| Work to complete |
Make an exact copy of the listing below.

| Some records |
* begin *

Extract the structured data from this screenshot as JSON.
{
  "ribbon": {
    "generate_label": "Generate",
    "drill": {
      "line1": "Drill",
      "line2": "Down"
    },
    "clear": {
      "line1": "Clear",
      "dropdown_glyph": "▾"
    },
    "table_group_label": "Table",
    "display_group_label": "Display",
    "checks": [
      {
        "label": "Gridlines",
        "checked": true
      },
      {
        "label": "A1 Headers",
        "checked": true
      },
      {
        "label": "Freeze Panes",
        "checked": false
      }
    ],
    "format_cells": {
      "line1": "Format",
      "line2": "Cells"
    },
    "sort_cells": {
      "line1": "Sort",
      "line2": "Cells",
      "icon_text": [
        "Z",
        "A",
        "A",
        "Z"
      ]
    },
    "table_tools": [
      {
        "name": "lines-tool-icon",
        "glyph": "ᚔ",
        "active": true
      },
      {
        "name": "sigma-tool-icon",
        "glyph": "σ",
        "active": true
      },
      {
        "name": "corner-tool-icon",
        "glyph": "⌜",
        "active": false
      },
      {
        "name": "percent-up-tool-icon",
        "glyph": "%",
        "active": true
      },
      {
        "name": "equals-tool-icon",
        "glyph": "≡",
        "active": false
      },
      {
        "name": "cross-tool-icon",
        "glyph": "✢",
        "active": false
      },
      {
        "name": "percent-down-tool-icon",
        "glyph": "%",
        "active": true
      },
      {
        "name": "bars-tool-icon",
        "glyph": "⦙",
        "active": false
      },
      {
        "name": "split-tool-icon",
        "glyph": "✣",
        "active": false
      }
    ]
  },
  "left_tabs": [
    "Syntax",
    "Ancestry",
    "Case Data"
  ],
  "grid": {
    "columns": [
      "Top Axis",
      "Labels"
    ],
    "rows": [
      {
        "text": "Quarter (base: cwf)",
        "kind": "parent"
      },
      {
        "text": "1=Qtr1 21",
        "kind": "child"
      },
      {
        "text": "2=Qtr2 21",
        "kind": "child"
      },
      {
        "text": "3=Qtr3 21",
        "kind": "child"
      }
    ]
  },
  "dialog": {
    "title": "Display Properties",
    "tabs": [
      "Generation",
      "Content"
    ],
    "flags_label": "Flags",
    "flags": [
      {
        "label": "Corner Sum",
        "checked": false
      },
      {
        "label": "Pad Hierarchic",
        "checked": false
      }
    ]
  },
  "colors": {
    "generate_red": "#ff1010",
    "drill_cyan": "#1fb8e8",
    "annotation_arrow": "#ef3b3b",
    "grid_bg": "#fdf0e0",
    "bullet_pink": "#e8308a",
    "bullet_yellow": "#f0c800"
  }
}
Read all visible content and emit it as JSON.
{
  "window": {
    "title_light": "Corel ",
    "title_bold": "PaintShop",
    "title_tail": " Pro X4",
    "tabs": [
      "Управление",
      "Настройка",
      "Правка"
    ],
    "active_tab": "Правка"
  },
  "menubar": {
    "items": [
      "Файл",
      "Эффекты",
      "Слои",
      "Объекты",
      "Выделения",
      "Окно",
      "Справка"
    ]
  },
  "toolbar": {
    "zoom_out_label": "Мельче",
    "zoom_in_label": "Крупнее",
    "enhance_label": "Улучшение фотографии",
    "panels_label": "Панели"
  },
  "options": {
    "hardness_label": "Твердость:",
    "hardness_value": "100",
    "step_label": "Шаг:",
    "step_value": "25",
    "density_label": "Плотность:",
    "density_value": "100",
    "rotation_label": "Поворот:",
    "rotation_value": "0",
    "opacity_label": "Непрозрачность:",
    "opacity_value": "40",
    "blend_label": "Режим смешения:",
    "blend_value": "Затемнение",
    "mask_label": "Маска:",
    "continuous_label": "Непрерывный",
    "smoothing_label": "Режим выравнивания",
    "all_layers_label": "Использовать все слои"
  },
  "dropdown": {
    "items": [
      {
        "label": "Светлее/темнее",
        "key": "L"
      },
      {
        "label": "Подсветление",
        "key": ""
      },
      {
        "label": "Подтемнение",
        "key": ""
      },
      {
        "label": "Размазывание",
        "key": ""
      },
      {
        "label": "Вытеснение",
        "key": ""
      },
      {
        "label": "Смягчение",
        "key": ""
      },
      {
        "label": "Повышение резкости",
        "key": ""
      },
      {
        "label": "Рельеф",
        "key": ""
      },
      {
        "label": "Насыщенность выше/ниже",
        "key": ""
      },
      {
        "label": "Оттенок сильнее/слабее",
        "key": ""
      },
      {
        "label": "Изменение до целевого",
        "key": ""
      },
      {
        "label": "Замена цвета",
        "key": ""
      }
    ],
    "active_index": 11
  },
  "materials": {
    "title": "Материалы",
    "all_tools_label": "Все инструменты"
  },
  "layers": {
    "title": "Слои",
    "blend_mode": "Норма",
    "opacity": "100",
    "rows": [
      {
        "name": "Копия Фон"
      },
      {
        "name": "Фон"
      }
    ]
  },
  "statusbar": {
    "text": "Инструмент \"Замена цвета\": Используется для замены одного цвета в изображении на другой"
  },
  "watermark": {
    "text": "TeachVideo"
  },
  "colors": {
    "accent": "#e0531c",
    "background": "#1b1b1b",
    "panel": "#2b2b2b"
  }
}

* end *

| Response to this exercise |
Extract the structured data from this screenshot as JSON.
{
  "ribbon": {
    "generate_label": "Generate",
    "drill": {
      "line1": "Drill",
      "line2": "Down"
    },
    "clear": {
      "line1": "Clear",
      "dropdown_glyph": "▾"
    },
    "table_group_label": "Table",
    "display_group_label": "Display",
    "checks": [
      {
        "label": "Gridlines",
        "checked": true
      },
      {
        "label": "A1 Headers",
        "checked": true
      },
      {
        "label": "Freeze Panes",
        "checked": false
      }
    ],
    "format_cells": {
      "line1": "Format",
      "line2": "Cells"
    },
    "sort_cells": {
      "line1": "Sort",
      "line2": "Cells",
      "icon_text": [
        "Z",
        "A",
        "A",
        "Z"
      ]
    },
    "table_tools": [
      {
        "name": "lines-tool-icon",
        "glyph": "ᚔ",
        "active": true
      },
      {
        "name": "sigma-tool-icon",
        "glyph": "σ",
        "active": true
      },
      {
        "name": "corner-tool-icon",
        "glyph": "⌜",
        "active": false
      },
      {
        "name": "percent-up-tool-icon",
        "glyph": "%",
        "active": true
      },
      {
        "name": "equals-tool-icon",
        "glyph": "≡",
        "active": false
      },
      {
        "name": "cross-tool-icon",
        "glyph": "✢",
        "active": false
      },
      {
        "name": "percent-down-tool-icon",
        "glyph": "%",
        "active": true
      },
      {
        "name": "bars-tool-icon",
        "glyph": "⦙",
        "active": false
      },
      {
        "name": "split-tool-icon",
        "glyph": "✣",
        "active": false
      }
    ]
  },
  "left_tabs": [
    "Syntax",
    "Ancestry",
    "Case Data"
  ],
  "grid": {
    "columns": [
      "Top Axis",
      "Labels"
    ],
    "rows": [
      {
        "text": "Quarter (base: cwf)",
        "kind": "parent"
      },
      {
        "text": "1=Qtr1 21",
        "kind": "child"
      },
      {
        "text": "2=Qtr2 21",
        "kind": "child"
      },
      {
        "text": "3=Qtr3 21",
        "kind": "child"
      }
    ]
  },
  "dialog": {
    "title": "Display Properties",
    "tabs": [
      "Generation",
      "Content"
    ],
    "flags_label": "Flags",
    "flags": [
      {
        "label": "Corner Sum",
        "checked": false
      },
      {
        "label": "Pad Hierarchic",
        "checked": false
      }
    ]
  },
  "colors": {
    "generate_red": "#ff1010",
    "drill_cyan": "#1fb8e8",
    "annotation_arrow": "#ef3b3b",
    "grid_bg": "#fdf0e0",
    "bullet_pink": "#e8308a",
    "bullet_yellow": "#f0c800"
  }
}
Read all visible content and emit it as JSON.
{
  "window": {
    "title_light": "Corel ",
    "title_bold": "PaintShop",
    "title_tail": " Pro X4",
    "tabs": [
      "Управление",
      "Настройка",
      "Правка"
    ],
    "active_tab": "Правка"
  },
  "menubar": {
    "items": [
      "Файл",
      "Эффекты",
      "Слои",
      "Объекты",
      "Выделения",
      "Окно",
      "Справка"
    ]
  },
  "toolbar": {
    "zoom_out_label": "Мельче",
    "zoom_in_label": "Крупнее",
    "enhance_label": "Улучшение фотографии",
    "panels_label": "Панели"
  },
  "options": {
    "hardness_label": "Твердость:",
    "hardness_value": "100",
    "step_label": "Шаг:",
    "step_value": "25",
    "density_label": "Плотность:",
    "density_value": "100",
    "rotation_label": "Поворот:",
    "rotation_value": "0",
    "opacity_label": "Непрозрачность:",
    "opacity_value": "40",
    "blend_label": "Режим смешения:",
    "blend_value": "Затемнение",
    "mask_label": "Маска:",
    "continuous_label": "Непрерывный",
    "smoothing_label": "Режим выравнивания",
    "all_layers_label": "Использовать все слои"
  },
  "dropdown": {
    "items": [
      {
        "label": "Светлее/темнее",
        "key": "L"
      },
      {
        "label": "Подсветление",
        "key": ""
      },
      {
        "label": "Подтемнение",
        "key": ""
      },
      {
        "label": "Размазывание",
        "key": ""
      },
      {
        "label": "Вытеснение",
        "key": ""
      },
      {
        "label": "Смягчение",
        "key": ""
      },
      {
        "label": "Повышение резкости",
        "key": ""
      },
      {
        "label": "Рельеф",
        "key": ""
      },
      {
        "label": "Насыщенность выше/ниже",
        "key": ""
      },
      {
        "label": "Оттенок сильнее/слабее",
        "key": ""
      },
      {
        "label": "Изменение до целевого",
        "key": ""
      },
      {
        "label": "Замена цвета",
        "key": ""
      }
    ],
    "active_index": 11
  },
  "materials": {
    "title": "Материалы",
    "all_tools_label": "Все инструменты"
  },
  "layers": {
    "title": "Слои",
    "blend_mode": "Норма",
    "opacity": "100",
    "rows": [
      {
        "name": "Копия Фон"
      },
      {
        "name": "Фон"
      }
    ]
  },
  "statusbar": {
    "text": "Инструмент \"Замена цвета\": Используется для замены одного цвета в изображении на другой"
  },
  "watermark": {
    "text": "TeachVideo"
  },
  "colors": {
    "accent": "#e0531c",
    "background": "#1b1b1b",
    "panel": "#2b2b2b"
  }
}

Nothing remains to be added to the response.